_TASK GOAL_
Filter the records below down to lines containing "Brightness".

_GIVEN RECORDS_
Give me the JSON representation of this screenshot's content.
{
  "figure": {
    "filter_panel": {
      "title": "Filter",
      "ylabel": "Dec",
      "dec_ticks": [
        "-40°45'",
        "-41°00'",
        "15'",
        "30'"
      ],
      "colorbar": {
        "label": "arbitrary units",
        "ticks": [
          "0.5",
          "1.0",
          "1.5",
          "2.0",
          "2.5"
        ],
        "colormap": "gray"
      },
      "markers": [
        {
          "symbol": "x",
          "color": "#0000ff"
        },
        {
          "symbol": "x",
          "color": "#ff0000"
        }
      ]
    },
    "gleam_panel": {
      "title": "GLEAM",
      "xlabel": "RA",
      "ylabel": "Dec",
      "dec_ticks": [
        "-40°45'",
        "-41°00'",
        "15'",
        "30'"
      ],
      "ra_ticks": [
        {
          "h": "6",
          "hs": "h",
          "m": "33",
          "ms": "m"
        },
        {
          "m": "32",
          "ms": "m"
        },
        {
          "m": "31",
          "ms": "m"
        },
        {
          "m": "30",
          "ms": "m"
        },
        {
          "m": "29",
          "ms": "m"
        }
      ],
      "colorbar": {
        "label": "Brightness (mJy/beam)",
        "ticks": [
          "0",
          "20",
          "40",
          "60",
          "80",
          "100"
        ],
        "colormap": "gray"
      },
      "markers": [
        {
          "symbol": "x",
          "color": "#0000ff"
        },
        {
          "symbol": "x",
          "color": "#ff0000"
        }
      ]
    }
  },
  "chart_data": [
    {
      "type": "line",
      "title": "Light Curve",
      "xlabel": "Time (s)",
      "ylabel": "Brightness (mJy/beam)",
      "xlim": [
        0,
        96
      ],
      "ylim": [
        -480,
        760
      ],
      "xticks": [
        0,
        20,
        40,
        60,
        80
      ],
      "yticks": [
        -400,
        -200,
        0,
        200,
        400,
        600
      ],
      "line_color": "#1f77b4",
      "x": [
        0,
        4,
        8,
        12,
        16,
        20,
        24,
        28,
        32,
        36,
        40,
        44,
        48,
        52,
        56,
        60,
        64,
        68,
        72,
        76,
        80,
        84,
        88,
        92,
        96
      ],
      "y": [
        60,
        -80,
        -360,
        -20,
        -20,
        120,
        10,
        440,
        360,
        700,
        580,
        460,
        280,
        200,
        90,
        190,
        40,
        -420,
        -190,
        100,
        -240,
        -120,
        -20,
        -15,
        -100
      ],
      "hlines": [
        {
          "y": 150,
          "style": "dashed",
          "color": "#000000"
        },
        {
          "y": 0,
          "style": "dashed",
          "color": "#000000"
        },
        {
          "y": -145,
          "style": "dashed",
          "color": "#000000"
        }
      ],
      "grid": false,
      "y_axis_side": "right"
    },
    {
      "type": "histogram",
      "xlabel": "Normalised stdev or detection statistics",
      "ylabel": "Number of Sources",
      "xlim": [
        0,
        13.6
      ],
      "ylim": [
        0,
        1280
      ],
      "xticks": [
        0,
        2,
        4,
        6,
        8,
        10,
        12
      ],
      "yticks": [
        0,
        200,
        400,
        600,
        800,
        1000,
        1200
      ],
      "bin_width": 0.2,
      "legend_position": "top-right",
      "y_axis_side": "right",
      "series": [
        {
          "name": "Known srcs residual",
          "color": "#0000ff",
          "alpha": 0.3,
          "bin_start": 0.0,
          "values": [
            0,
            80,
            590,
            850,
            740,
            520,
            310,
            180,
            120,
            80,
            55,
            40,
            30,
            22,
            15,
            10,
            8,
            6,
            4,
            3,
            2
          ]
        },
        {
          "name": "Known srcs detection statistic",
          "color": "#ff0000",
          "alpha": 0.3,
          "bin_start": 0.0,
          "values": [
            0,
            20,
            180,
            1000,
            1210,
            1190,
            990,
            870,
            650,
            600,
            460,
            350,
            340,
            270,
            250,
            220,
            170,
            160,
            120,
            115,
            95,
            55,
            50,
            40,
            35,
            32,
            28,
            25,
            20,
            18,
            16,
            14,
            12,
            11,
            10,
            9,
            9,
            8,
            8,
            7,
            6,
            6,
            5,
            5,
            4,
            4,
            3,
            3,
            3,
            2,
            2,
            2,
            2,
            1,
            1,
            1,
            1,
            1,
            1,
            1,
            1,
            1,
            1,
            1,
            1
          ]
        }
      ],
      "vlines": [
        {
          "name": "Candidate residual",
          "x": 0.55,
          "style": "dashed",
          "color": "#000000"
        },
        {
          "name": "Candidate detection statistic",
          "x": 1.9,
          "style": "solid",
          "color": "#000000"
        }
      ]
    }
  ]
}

_EXPECTED ANSWER_
        "label": "Brightness (mJy/beam)",
      "ylabel": "Brightness (mJy/beam)",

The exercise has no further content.